→ Work to be completed
Extract every line of the material below and reproduce it faithfully.

═════ Provided entries

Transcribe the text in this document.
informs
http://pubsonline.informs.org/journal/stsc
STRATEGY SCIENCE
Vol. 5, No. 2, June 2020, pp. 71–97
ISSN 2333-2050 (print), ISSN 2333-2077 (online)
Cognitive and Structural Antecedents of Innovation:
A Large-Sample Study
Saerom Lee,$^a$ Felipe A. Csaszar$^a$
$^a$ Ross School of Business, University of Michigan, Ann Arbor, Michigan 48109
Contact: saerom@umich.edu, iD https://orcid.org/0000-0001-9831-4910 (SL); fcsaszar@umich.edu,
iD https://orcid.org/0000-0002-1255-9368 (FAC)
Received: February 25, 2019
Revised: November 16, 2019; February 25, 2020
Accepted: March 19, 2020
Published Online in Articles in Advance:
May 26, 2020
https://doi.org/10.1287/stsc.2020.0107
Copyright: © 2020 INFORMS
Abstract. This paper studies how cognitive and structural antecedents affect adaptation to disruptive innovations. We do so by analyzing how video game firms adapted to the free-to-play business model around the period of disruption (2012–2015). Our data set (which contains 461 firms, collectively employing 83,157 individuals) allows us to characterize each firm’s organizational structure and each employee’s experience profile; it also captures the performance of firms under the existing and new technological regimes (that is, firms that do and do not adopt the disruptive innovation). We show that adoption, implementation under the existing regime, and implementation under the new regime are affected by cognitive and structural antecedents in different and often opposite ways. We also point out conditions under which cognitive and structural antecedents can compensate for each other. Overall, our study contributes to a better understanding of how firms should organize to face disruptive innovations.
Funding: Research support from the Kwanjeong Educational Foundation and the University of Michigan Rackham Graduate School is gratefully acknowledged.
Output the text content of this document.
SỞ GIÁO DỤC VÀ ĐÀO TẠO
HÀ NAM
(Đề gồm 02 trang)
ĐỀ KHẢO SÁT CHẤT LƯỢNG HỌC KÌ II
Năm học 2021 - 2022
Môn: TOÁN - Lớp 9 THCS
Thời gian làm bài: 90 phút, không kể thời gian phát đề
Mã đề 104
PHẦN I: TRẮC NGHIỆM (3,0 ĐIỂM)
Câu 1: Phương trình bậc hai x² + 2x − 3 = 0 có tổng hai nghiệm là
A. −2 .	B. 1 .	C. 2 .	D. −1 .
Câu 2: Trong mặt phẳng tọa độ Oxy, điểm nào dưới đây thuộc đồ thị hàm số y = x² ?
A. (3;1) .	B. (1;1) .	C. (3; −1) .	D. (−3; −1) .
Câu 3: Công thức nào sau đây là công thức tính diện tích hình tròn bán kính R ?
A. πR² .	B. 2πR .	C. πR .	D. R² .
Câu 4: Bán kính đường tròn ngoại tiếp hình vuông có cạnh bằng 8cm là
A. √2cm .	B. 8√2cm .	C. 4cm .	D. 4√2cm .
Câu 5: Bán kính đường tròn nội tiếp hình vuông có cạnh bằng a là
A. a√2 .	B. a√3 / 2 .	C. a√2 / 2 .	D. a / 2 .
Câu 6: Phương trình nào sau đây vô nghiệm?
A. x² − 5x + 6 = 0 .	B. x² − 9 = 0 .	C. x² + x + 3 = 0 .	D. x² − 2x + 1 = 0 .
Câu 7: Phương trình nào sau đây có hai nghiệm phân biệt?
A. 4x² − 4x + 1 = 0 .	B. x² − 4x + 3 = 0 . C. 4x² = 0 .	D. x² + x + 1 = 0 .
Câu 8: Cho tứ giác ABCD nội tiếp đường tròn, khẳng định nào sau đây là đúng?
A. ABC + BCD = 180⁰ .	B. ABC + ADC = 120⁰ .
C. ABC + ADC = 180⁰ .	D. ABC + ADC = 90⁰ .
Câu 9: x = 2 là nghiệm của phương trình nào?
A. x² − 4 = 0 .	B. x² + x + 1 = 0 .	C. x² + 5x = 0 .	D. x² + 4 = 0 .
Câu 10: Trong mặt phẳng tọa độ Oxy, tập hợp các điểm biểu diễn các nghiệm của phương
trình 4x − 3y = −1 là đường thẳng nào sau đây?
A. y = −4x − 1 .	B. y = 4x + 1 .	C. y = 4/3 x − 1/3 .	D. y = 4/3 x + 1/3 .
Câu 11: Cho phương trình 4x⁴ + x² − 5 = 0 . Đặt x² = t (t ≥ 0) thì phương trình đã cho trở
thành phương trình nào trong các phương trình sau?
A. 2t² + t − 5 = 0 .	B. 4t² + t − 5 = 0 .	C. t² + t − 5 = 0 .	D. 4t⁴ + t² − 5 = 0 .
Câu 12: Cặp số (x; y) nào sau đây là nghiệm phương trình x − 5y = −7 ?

══════════

→ Reply
Transcribe the text in this document.
informs
http://pubsonline.informs.org/journal/stsc
STRATEGY SCIENCE
Vol. 5, No. 2, June 2020, pp. 71–97
ISSN 2333-2050 (print), ISSN 2333-2077 (online)
Cognitive and Structural Antecedents of Innovation:
A Large-Sample Study
Saerom Lee,$^a$ Felipe A. Csaszar$^a$
$^a$ Ross School of Business, University of Michigan, Ann Arbor, Michigan 48109
Contact: saerom@umich.edu, iD https://orcid.org/0000-0001-9831-4910 (SL); fcsaszar@umich.edu,
iD https://orcid.org/0000-0002-1255-9368 (FAC)
Received: February 25, 2019
Revised: November 16, 2019; February 25, 2020
Accepted: March 19, 2020
Published Online in Articles in Advance:
May 26, 2020
https://doi.org/10.1287/stsc.2020.0107
Copyright: © 2020 INFORMS
Abstract. This paper studies how cognitive and structural antecedents affect adaptation to disruptive innovations. We do so by analyzing how video game firms adapted to the free-to-play business model around the period of disruption (2012–2015). Our data set (which contains 461 firms, collectively employing 83,157 individuals) allows us to characterize each firm’s organizational structure and each employee’s experience profile; it also captures the performance of firms under the existing and new technological regimes (that is, firms that do and do not adopt the disruptive innovation). We show that adoption, implementation under the existing regime, and implementation under the new regime are affected by cognitive and structural antecedents in different and often opposite ways. We also point out conditions under which cognitive and structural antecedents can compensate for each other. Overall, our study contributes to a better understanding of how firms should organize to face disruptive innovations.
Funding: Research support from the Kwanjeong Educational Foundation and the University of Michigan Rackham Graduate School is gratefully acknowledged.
Output the text content of this document.
SỞ GIÁO DỤC VÀ ĐÀO TẠO
HÀ NAM
(Đề gồm 02 trang)
ĐỀ KHẢO SÁT CHẤT LƯỢNG HỌC KÌ II
Năm học 2021 - 2022
Môn: TOÁN - Lớp 9 THCS
Thời gian làm bài: 90 phút, không kể thời gian phát đề
Mã đề 104
PHẦN I: TRẮC NGHIỆM (3,0 ĐIỂM)
Câu 1: Phương trình bậc hai x² + 2x − 3 = 0 có tổng hai nghiệm là
A. −2 .	B. 1 .	C. 2 .	D. −1 .
Câu 2: Trong mặt phẳng tọa độ Oxy, điểm nào dưới đây thuộc đồ thị hàm số y = x² ?
A. (3;1) .	B. (1;1) .	C. (3; −1) .	D. (−3; −1) .
Câu 3: Công thức nào sau đây là công thức tính diện tích hình tròn bán kính R ?
A. πR² .	B. 2πR .	C. πR .	D. R² .
Câu 4: Bán kính đường tròn ngoại tiếp hình vuông có cạnh bằng 8cm là
A. √2cm .	B. 8√2cm .	C. 4cm .	D. 4√2cm .
Câu 5: Bán kính đường tròn nội tiếp hình vuông có cạnh bằng a là
A. a√2 .	B. a√3 / 2 .	C. a√2 / 2 .	D. a / 2 .
Câu 6: Phương trình nào sau đây vô nghiệm?
A. x² − 5x + 6 = 0 .	B. x² − 9 = 0 .	C. x² + x + 3 = 0 .	D. x² − 2x + 1 = 0 .
Câu 7: Phương trình nào sau đây có hai nghiệm phân biệt?
A. 4x² − 4x + 1 = 0 .	B. x² − 4x + 3 = 0 . C. 4x² = 0 .	D. x² + x + 1 = 0 .
Câu 8: Cho tứ giác ABCD nội tiếp đường tròn, khẳng định nào sau đây là đúng?
A. ABC + BCD = 180⁰ .	B. ABC + ADC = 120⁰ .
C. ABC + ADC = 180⁰ .	D. ABC + ADC = 90⁰ .
Câu 9: x = 2 là nghiệm của phương trình nào?
A. x² − 4 = 0 .	B. x² + x + 1 = 0 .	C. x² + 5x = 0 .	D. x² + 4 = 0 .
Câu 10: Trong mặt phẳng tọa độ Oxy, tập hợp các điểm biểu diễn các nghiệm của phương
trình 4x − 3y = −1 là đường thẳng nào sau đây?
A. y = −4x − 1 .	B. y = 4x + 1 .	C. y = 4/3 x − 1/3 .	D. y = 4/3 x + 1/3 .
Câu 11: Cho phương trình 4x⁴ + x² − 5 = 0 . Đặt x² = t (t ≥ 0) thì phương trình đã cho trở
thành phương trình nào trong các phương trình sau?
A. 2t² + t − 5 = 0 .	B. 4t² + t − 5 = 0 .	C. t² + t − 5 = 0 .	D. 4t⁴ + t² − 5 = 0 .
Câu 12: Cặp số (x; y) nào sau đây là nghiệm phương trình x − 5y = −7 ?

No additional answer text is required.